What you need to do → Skip all pictures, then print the remaining material exactly.

** Start of Dataset content **

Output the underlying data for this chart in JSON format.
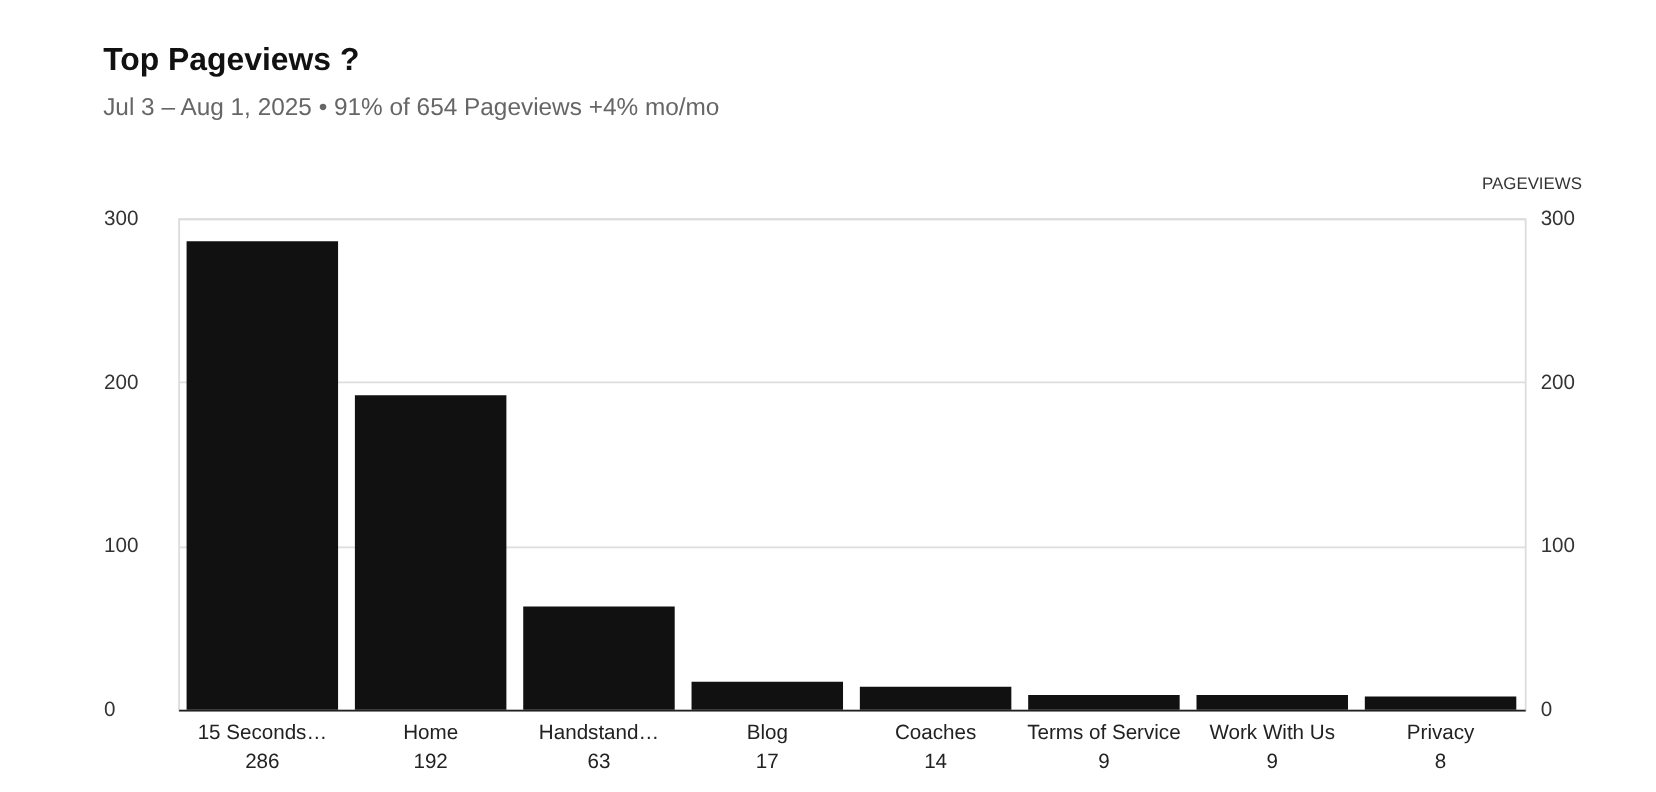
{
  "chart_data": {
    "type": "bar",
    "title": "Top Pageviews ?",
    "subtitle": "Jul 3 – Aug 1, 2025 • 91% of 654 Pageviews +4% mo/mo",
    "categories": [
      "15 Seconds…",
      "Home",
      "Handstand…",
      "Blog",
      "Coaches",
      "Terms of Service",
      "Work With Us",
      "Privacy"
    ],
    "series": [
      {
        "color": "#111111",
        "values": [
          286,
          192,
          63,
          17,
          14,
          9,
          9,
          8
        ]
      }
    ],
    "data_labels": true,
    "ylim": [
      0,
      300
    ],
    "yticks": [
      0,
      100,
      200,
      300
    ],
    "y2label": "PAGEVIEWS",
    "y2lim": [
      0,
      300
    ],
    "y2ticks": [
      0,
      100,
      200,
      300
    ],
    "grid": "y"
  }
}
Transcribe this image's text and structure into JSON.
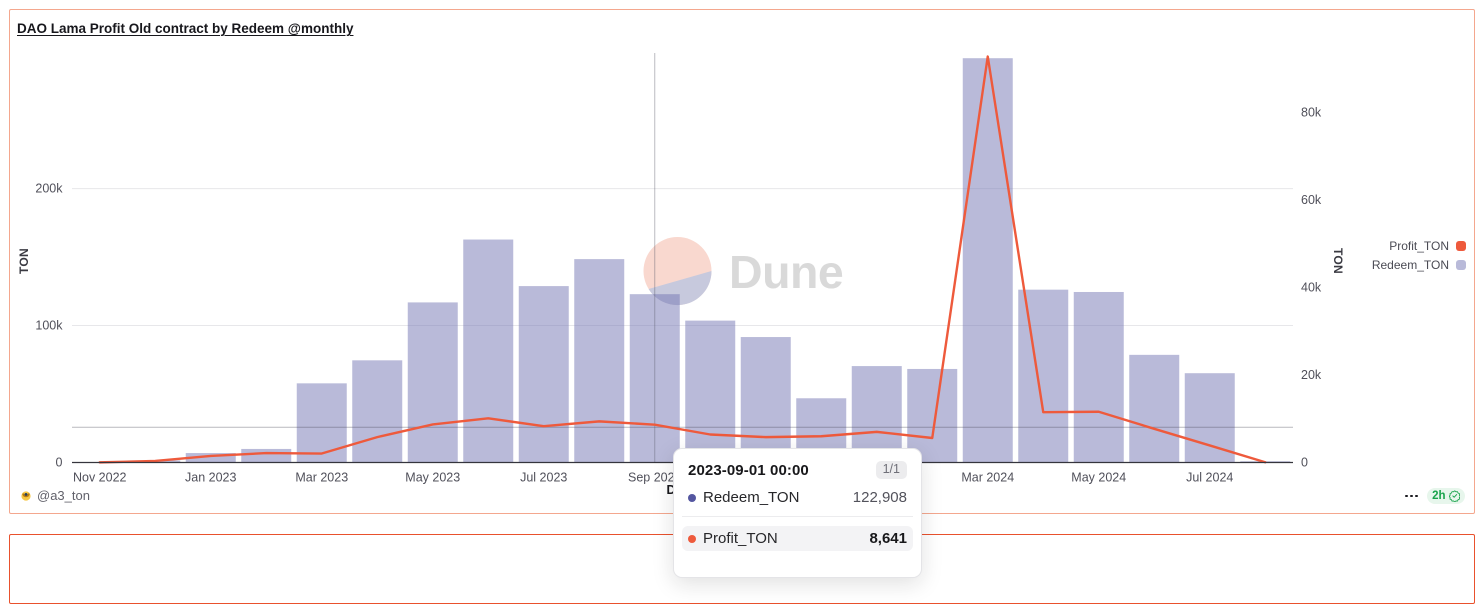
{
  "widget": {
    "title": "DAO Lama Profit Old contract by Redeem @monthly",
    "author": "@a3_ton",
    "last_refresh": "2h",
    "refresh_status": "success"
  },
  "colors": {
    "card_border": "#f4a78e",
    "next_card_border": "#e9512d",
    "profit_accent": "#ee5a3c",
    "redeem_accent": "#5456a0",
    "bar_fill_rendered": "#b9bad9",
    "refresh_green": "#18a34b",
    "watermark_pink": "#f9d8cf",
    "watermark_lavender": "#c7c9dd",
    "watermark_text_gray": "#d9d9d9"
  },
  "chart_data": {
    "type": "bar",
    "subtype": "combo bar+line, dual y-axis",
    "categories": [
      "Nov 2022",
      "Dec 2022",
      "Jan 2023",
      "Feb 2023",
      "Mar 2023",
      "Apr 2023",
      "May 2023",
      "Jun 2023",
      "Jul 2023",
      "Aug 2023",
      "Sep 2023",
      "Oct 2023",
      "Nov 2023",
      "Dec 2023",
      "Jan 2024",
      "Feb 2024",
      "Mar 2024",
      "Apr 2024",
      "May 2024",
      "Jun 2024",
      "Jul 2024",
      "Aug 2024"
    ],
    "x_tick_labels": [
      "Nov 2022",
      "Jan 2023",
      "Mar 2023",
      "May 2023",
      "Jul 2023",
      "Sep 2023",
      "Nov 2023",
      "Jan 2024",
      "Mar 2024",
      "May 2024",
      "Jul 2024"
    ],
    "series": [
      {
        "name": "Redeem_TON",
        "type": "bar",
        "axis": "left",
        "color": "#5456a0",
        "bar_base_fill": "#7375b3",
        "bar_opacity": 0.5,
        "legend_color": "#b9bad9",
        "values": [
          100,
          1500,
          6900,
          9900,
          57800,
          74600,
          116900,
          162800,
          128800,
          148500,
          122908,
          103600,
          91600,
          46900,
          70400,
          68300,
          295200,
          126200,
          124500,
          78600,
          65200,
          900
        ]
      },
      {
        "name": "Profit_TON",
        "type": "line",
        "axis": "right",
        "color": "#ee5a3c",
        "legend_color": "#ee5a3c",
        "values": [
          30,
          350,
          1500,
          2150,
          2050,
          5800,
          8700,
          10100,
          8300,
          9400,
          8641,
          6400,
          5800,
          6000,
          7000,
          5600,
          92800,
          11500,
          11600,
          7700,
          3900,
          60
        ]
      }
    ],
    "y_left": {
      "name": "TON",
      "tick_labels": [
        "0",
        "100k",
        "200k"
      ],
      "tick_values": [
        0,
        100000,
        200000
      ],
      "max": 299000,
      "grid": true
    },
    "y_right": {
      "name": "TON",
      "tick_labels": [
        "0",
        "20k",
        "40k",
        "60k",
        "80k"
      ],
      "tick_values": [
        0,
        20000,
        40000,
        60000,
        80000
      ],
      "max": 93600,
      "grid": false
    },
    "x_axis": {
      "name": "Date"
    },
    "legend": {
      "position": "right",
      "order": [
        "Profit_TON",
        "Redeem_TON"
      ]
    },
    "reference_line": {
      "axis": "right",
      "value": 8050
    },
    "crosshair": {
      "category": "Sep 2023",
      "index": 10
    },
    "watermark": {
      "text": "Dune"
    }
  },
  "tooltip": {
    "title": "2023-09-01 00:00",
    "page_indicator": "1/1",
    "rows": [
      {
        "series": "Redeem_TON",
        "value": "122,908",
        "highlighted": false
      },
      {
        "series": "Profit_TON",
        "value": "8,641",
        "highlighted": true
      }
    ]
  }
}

** End of Dataset content **

Final answer →
Output the underlying data for this chart in JSON format.
{
  "chart_data": {
    "type": "bar",
    "title": "Top Pageviews ?",
    "subtitle": "Jul 3 – Aug 1, 2025 • 91% of 654 Pageviews +4% mo/mo",
    "categories": [
      "15 Seconds…",
      "Home",
      "Handstand…",
      "Blog",
      "Coaches",
      "Terms of Service",
      "Work With Us",
      "Privacy"
    ],
    "series": [
      {
        "color": "#111111",
        "values": [
          286,
          192,
          63,
          17,
          14,
          9,
          9,
          8
        ]
      }
    ],
    "data_labels": true,
    "ylim": [
      0,
      300
    ],
    "yticks": [
      0,
      100,
      200,
      300
    ],
    "y2label": "PAGEVIEWS",
    "y2lim": [
      0,
      300
    ],
    "y2ticks": [
      0,
      100,
      200,
      300
    ],
    "grid": "y"
  }
}
Transcribe this image's text and structure into JSON.
{
  "widget": {
    "title": "DAO Lama Profit Old contract by Redeem @monthly",
    "author": "@a3_ton",
    "last_refresh": "2h",
    "refresh_status": "success"
  },
  "colors": {
    "card_border": "#f4a78e",
    "next_card_border": "#e9512d",
    "profit_accent": "#ee5a3c",
    "redeem_accent": "#5456a0",
    "bar_fill_rendered": "#b9bad9",
    "refresh_green": "#18a34b",
    "watermark_pink": "#f9d8cf",
    "watermark_lavender": "#c7c9dd",
    "watermark_text_gray": "#d9d9d9"
  },
  "chart_data": {
    "type": "bar",
    "subtype": "combo bar+line, dual y-axis",
    "categories": [
      "Nov 2022",
      "Dec 2022",
      "Jan 2023",
      "Feb 2023",
      "Mar 2023",
      "Apr 2023",
      "May 2023",
      "Jun 2023",
      "Jul 2023",
      "Aug 2023",
      "Sep 2023",
      "Oct 2023",
      "Nov 2023",
      "Dec 2023",
      "Jan 2024",
      "Feb 2024",
      "Mar 2024",
      "Apr 2024",
      "May 2024",
      "Jun 2024",
      "Jul 2024",
      "Aug 2024"
    ],
    "x_tick_labels": [
      "Nov 2022",
      "Jan 2023",
      "Mar 2023",
      "May 2023",
      "Jul 2023",
      "Sep 2023",
      "Nov 2023",
      "Jan 2024",
      "Mar 2024",
      "May 2024",
      "Jul 2024"
    ],
    "series": [
      {
        "name": "Redeem_TON",
        "type": "bar",
        "axis": "left",
        "color": "#5456a0",
        "bar_base_fill": "#7375b3",
        "bar_opacity": 0.5,
        "legend_color": "#b9bad9",
        "values": [
          100,
          1500,
          6900,
          9900,
          57800,
          74600,
          116900,
          162800,
          128800,
          148500,
          122908,
          103600,
          91600,
          46900,
          70400,
          68300,
          295200,
          126200,
          124500,
          78600,
          65200,
          900
        ]
      },
      {
        "name": "Profit_TON",
        "type": "line",
        "axis": "right",
        "color": "#ee5a3c",
        "legend_color": "#ee5a3c",
        "values": [
          30,
          350,
          1500,
          2150,
          2050,
          5800,
          8700,
          10100,
          8300,
          9400,
          8641,
          6400,
          5800,
          6000,
          7000,
          5600,
          92800,
          11500,
          11600,
          7700,
          3900,
          60
        ]
      }
    ],
    "y_left": {
      "name": "TON",
      "tick_labels": [
        "0",
        "100k",
        "200k"
      ],
      "tick_values": [
        0,
        100000,
        200000
      ],
      "max": 299000,
      "grid": true
    },
    "y_right": {
      "name": "TON",
      "tick_labels": [
        "0",
        "20k",
        "40k",
        "60k",
        "80k"
      ],
      "tick_values": [
        0,
        20000,
        40000,
        60000,
        80000
      ],
      "max": 93600,
      "grid": false
    },
    "x_axis": {
      "name": "Date"
    },
    "legend": {
      "position": "right",
      "order": [
        "Profit_TON",
        "Redeem_TON"
      ]
    },
    "reference_line": {
      "axis": "right",
      "value": 8050
    },
    "crosshair": {
      "category": "Sep 2023",
      "index": 10
    },
    "watermark": {
      "text": "Dune"
    }
  },
  "tooltip": {
    "title": "2023-09-01 00:00",
    "page_indicator": "1/1",
    "rows": [
      {
        "series": "Redeem_TON",
        "value": "122,908",
        "highlighted": false
      },
      {
        "series": "Profit_TON",
        "value": "8,641",
        "highlighted": true
      }
    ]
  }
}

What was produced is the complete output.